What you will do
Locate each line below that includes "Automatic" and reproduce it.

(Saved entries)

--- BEGIN ---

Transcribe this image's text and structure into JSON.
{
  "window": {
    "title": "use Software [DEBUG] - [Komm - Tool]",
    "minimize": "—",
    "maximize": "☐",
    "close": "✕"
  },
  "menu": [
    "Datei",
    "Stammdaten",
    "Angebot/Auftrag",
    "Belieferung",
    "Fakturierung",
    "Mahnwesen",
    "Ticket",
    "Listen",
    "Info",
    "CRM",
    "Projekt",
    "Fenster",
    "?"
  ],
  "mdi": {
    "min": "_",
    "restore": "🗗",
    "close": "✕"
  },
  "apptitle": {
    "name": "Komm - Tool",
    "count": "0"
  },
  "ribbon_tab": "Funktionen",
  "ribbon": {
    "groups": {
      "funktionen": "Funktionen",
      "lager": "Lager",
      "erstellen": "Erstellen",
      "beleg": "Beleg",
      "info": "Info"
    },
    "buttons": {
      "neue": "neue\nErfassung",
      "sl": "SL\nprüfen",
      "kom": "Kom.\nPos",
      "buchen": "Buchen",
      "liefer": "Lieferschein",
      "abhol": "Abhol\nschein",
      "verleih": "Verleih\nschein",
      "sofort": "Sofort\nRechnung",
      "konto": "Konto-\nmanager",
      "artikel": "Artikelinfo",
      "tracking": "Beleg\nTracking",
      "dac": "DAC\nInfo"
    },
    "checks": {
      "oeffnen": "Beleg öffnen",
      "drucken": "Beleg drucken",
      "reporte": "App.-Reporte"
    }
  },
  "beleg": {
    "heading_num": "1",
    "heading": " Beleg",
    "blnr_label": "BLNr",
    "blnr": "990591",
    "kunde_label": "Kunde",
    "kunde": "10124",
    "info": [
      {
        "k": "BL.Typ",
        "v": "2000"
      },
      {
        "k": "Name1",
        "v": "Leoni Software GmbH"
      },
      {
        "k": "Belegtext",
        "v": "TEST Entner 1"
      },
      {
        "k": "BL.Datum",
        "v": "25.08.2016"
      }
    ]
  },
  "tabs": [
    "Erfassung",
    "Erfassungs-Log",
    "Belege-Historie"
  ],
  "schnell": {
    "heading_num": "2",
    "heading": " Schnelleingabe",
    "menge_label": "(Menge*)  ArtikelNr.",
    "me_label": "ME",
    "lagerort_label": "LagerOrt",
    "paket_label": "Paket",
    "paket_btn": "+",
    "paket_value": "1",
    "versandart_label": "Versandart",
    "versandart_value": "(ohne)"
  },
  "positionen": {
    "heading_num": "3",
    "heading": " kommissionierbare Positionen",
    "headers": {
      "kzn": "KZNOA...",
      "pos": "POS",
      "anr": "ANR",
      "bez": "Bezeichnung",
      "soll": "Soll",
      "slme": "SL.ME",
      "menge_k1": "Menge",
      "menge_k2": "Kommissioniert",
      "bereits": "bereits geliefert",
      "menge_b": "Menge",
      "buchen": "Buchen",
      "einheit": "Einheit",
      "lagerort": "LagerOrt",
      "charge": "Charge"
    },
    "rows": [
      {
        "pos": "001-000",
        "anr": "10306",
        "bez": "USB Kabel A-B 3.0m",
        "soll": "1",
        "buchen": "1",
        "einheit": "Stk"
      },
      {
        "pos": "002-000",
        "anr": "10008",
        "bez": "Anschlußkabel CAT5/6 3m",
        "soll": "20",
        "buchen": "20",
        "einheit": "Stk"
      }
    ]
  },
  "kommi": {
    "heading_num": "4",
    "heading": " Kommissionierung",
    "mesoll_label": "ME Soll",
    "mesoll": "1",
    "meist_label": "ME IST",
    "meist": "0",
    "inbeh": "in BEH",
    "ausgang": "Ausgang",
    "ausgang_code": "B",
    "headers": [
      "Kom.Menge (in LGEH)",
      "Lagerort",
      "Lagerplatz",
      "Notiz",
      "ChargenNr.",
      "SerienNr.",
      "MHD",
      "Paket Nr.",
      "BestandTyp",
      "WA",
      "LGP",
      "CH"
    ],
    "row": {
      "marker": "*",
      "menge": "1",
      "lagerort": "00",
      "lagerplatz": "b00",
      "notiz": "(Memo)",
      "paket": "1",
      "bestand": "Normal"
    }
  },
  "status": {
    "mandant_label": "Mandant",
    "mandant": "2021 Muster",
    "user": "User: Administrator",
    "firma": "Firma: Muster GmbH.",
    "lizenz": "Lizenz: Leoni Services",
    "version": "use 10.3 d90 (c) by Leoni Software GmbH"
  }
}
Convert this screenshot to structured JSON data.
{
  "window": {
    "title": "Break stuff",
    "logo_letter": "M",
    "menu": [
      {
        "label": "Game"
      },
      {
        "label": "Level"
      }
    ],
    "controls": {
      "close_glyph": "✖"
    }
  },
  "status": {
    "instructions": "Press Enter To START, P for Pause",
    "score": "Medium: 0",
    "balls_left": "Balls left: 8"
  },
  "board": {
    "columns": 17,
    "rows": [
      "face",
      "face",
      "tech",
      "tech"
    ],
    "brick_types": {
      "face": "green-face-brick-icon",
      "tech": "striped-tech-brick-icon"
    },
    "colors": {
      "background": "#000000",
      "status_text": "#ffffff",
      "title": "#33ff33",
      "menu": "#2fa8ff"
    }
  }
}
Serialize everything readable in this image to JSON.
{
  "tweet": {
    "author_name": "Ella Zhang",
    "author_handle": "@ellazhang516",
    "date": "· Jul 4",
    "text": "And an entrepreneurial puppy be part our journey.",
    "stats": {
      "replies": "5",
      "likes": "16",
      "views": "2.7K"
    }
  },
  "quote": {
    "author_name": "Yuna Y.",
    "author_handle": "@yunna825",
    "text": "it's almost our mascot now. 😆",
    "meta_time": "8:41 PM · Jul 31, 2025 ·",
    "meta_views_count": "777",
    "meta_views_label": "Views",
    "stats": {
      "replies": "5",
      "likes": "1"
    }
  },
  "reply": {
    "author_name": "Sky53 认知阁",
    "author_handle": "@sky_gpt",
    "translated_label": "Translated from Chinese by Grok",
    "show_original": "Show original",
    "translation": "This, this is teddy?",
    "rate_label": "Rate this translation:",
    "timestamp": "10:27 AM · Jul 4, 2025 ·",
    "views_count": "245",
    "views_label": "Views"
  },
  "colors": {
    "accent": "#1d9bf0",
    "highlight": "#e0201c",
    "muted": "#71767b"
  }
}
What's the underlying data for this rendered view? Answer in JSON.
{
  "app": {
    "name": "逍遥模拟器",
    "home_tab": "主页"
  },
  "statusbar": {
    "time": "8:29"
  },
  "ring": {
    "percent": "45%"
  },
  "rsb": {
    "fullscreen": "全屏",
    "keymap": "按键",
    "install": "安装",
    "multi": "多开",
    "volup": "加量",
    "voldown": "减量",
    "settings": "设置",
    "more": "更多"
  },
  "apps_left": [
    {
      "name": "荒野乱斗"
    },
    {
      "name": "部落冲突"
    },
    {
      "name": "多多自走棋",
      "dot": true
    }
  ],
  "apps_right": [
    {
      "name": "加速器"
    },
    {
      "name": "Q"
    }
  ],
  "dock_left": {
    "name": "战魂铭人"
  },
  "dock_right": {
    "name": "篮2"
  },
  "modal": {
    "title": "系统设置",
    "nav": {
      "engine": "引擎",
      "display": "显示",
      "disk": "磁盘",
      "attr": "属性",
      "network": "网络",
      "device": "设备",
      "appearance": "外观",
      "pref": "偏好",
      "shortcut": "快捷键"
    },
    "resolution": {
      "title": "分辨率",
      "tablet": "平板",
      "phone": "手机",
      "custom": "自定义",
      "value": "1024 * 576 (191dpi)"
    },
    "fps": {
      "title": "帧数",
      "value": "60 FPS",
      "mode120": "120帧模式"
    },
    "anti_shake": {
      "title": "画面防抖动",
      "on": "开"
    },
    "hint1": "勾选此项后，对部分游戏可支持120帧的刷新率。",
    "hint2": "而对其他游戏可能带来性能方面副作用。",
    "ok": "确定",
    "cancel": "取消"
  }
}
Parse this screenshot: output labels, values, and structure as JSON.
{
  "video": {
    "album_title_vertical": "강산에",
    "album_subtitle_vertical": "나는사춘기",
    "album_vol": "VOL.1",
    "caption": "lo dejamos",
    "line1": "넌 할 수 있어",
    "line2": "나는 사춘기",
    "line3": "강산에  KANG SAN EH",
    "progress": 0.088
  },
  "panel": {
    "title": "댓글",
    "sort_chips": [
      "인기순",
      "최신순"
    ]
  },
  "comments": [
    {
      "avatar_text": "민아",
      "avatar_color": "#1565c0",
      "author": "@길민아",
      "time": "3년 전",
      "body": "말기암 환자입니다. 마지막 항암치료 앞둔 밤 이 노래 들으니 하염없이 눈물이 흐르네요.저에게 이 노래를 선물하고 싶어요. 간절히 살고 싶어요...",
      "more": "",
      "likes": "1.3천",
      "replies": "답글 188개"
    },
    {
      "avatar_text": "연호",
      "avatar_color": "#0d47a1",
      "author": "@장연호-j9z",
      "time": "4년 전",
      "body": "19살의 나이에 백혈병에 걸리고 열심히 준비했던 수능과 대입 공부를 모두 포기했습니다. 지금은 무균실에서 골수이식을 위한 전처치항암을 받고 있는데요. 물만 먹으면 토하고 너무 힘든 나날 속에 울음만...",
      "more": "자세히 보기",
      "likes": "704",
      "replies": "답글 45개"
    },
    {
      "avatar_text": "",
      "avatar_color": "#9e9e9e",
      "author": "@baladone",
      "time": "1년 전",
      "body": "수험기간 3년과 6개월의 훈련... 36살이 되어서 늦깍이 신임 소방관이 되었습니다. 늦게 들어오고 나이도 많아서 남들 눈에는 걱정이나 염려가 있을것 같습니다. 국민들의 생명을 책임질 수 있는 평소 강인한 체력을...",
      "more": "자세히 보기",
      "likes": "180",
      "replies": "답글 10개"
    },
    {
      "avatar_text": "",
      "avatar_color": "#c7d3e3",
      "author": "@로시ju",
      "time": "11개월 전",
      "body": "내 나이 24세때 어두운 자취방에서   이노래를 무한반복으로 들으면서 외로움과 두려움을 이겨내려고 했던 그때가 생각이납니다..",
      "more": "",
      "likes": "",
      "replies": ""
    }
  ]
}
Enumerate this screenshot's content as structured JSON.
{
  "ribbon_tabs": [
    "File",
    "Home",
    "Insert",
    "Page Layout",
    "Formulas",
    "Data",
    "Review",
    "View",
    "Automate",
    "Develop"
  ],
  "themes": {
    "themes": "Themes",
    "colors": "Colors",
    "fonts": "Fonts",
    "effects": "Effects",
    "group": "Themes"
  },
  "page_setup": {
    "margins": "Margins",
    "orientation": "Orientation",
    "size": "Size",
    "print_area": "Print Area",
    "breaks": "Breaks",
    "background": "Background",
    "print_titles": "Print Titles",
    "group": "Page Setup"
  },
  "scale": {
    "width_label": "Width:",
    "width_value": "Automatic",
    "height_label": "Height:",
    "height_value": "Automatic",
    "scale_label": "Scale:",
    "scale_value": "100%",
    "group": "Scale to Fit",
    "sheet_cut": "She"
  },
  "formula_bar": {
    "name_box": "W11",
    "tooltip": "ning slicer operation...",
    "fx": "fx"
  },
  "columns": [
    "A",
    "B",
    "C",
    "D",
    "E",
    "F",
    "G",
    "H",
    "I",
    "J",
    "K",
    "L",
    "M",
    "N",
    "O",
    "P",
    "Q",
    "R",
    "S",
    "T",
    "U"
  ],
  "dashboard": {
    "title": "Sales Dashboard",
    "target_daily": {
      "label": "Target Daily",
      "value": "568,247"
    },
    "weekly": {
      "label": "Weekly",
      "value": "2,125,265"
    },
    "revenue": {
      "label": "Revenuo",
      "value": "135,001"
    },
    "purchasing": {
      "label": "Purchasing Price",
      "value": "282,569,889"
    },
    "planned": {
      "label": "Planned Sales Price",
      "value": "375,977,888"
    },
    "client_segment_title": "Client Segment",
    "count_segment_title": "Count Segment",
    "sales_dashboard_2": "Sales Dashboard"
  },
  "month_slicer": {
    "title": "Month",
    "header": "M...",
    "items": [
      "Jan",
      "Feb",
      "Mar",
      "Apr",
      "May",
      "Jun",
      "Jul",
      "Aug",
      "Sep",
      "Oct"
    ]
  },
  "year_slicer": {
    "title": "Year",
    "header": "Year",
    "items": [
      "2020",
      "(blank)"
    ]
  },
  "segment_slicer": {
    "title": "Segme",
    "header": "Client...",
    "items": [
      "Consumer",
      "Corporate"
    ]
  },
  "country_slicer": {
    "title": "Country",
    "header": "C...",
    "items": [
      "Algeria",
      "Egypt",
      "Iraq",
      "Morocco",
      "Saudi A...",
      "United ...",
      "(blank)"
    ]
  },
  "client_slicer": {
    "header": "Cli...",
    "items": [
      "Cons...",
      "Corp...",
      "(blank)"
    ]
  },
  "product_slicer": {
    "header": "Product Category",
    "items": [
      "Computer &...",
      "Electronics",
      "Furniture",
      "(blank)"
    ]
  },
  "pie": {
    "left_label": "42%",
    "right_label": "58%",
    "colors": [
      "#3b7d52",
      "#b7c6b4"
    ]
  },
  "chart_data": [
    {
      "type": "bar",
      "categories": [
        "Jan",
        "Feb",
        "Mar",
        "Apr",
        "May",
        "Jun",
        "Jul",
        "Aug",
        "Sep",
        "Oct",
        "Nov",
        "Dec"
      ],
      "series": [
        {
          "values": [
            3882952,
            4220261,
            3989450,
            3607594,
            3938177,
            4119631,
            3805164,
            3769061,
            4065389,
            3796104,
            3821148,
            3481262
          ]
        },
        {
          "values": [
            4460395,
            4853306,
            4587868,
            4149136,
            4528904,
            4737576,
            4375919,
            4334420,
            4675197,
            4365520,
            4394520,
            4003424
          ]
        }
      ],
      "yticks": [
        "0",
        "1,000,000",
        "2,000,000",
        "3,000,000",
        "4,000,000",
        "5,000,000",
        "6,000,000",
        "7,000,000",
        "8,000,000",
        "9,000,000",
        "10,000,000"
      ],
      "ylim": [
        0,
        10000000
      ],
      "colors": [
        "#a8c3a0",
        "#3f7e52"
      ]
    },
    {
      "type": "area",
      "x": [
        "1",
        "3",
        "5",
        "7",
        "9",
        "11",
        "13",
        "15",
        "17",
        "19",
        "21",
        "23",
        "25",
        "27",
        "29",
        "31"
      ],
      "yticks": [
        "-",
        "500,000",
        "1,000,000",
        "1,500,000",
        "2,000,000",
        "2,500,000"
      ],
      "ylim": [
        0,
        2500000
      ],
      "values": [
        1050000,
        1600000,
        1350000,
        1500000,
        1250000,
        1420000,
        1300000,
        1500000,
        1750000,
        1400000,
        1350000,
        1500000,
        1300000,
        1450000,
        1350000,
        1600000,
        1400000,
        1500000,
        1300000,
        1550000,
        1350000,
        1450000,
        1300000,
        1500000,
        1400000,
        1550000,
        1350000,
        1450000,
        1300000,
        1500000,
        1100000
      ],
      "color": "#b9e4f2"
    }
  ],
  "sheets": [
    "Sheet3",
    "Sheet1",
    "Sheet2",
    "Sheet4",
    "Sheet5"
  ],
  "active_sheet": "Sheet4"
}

--- END ---

Result of this exercise
    "width_value": "Automatic",
    "height_value": "Automatic",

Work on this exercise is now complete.